(Excerpts from a figure dataset)
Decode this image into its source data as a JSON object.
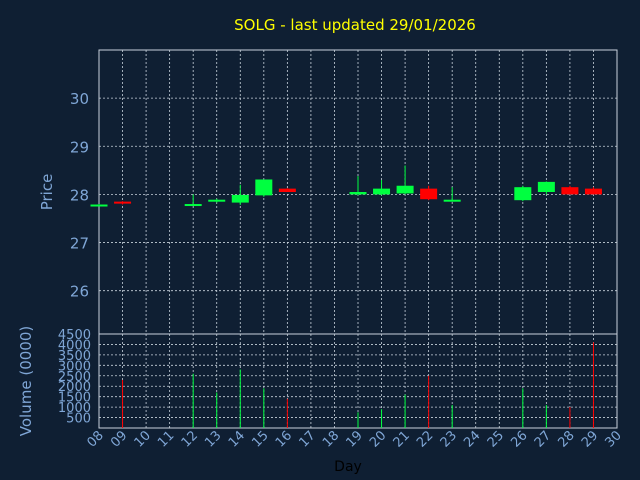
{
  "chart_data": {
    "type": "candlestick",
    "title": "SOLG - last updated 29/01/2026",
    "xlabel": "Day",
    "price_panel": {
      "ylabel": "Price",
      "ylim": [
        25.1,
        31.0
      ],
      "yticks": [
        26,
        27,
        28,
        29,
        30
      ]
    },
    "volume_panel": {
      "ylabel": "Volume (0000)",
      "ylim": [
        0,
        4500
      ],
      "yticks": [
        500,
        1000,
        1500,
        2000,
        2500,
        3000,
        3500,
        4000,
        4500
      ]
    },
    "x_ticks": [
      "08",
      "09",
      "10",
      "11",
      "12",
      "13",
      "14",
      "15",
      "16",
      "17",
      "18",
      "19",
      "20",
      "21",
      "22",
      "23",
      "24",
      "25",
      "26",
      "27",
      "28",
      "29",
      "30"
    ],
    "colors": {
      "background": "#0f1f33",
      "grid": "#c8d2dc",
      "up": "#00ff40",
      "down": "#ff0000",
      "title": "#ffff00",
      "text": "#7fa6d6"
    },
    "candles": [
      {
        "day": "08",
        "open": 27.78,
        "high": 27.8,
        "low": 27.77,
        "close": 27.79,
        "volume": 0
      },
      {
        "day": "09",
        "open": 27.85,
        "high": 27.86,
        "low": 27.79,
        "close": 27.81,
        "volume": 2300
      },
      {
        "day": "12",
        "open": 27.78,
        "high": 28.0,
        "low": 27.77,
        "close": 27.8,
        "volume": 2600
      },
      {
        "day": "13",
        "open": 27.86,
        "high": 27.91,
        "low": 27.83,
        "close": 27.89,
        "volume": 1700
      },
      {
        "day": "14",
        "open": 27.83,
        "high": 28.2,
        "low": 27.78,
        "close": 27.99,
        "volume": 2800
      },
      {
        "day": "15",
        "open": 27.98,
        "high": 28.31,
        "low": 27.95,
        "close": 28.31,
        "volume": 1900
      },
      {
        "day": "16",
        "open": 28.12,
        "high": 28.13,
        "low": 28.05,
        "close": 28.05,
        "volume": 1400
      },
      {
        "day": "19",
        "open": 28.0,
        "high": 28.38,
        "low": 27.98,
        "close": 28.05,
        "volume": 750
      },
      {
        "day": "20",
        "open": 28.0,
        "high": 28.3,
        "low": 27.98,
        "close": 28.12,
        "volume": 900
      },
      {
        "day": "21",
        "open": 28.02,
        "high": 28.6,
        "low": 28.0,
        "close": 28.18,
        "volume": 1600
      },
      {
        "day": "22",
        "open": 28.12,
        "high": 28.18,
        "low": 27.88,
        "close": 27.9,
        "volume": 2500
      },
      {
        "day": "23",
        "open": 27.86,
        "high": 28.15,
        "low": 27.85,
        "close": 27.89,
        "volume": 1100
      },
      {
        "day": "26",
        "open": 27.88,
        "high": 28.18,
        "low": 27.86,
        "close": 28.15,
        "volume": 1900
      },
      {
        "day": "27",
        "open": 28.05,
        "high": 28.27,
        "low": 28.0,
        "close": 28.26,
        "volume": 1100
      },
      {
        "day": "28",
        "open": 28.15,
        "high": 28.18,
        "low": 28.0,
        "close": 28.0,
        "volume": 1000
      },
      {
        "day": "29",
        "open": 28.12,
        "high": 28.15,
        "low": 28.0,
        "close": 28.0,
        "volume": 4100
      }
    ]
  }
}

...

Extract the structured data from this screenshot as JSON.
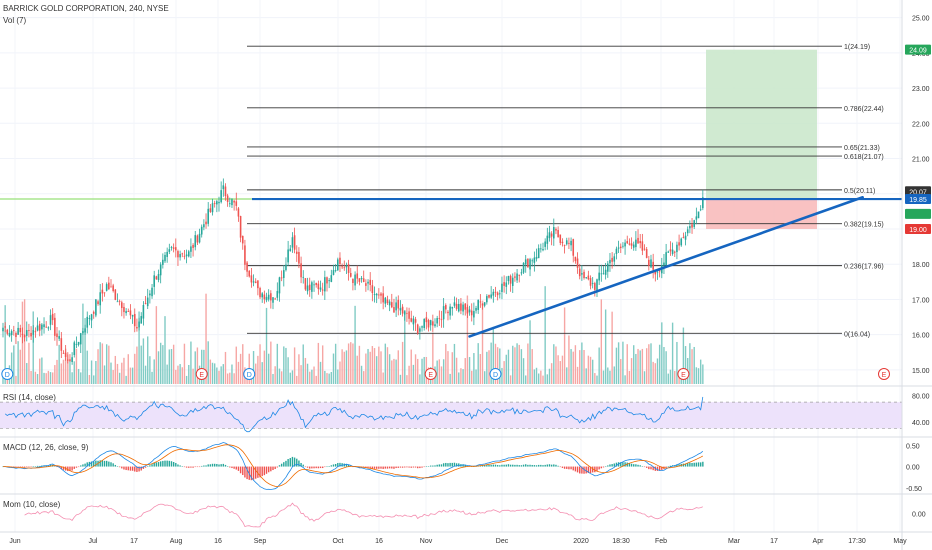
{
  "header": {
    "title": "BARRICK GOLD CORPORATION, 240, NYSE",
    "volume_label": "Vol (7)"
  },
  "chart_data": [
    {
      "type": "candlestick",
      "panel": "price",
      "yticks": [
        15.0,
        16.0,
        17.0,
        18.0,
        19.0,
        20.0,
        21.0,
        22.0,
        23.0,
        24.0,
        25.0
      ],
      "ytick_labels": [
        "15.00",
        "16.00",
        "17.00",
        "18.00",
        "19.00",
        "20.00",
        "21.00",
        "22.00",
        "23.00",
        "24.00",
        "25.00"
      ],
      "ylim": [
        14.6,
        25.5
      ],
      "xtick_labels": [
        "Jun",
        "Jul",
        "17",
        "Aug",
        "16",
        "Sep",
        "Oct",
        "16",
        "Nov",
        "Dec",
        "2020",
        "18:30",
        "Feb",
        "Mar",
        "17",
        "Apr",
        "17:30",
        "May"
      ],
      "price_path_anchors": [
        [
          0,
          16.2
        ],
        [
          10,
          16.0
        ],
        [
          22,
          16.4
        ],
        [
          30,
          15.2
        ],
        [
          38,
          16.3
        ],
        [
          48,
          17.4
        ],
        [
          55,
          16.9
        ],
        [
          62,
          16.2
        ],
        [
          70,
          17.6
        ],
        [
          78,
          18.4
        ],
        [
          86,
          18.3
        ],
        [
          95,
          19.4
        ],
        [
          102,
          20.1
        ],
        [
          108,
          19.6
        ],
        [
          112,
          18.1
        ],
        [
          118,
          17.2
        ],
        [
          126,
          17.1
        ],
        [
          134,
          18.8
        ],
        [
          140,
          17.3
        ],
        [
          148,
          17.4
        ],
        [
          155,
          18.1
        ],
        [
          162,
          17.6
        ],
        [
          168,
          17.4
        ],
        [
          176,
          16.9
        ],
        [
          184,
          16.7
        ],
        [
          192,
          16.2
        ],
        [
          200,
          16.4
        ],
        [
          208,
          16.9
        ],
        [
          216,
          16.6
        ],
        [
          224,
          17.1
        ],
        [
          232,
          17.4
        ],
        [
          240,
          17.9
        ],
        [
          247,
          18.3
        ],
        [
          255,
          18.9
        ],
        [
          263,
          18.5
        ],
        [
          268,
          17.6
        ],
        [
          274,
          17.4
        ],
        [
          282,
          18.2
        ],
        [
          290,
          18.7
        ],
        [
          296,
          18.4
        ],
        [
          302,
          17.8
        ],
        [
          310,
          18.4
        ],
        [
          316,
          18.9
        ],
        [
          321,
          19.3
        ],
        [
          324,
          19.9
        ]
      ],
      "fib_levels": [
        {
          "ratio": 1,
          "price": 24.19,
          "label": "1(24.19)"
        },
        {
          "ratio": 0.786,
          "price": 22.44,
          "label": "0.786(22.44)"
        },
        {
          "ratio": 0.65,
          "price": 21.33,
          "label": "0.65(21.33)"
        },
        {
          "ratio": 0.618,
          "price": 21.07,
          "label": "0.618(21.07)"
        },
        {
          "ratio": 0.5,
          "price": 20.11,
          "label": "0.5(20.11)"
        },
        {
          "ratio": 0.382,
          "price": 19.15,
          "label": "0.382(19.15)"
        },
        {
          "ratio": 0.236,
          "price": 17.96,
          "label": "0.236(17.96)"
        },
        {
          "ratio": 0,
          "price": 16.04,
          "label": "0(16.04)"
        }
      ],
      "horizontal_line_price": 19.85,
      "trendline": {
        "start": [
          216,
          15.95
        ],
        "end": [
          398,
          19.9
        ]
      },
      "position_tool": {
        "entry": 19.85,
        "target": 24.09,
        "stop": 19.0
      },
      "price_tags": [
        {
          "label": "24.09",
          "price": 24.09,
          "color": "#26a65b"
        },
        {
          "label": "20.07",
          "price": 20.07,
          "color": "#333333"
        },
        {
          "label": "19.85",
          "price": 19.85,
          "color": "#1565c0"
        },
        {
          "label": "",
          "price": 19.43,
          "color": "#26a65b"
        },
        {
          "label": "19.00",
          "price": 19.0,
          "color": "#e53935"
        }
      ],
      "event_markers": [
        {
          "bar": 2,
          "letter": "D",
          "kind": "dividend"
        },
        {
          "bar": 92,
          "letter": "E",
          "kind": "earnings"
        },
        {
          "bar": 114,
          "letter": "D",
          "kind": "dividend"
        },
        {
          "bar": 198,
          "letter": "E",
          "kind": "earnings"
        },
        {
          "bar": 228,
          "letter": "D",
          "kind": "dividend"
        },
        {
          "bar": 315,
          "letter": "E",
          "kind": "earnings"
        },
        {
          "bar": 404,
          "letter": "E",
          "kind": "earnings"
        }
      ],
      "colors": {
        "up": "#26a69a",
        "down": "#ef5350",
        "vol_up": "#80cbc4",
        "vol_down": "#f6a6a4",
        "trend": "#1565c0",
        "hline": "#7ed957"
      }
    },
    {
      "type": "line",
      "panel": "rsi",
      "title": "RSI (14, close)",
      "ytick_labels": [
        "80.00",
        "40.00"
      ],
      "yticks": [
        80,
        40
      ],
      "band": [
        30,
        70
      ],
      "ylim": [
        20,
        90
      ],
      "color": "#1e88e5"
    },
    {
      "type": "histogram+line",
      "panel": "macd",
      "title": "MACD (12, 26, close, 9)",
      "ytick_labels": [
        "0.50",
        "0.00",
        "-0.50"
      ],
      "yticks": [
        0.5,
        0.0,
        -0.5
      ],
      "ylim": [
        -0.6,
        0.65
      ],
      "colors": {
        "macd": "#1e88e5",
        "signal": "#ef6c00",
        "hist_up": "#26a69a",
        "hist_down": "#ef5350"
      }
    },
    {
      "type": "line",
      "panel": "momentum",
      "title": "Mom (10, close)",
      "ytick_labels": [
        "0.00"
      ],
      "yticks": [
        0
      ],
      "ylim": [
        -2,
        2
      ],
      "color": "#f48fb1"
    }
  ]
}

What this task involves: Report how many lines of the records above contain the word "JSON", giving only the number.

Answer below: 2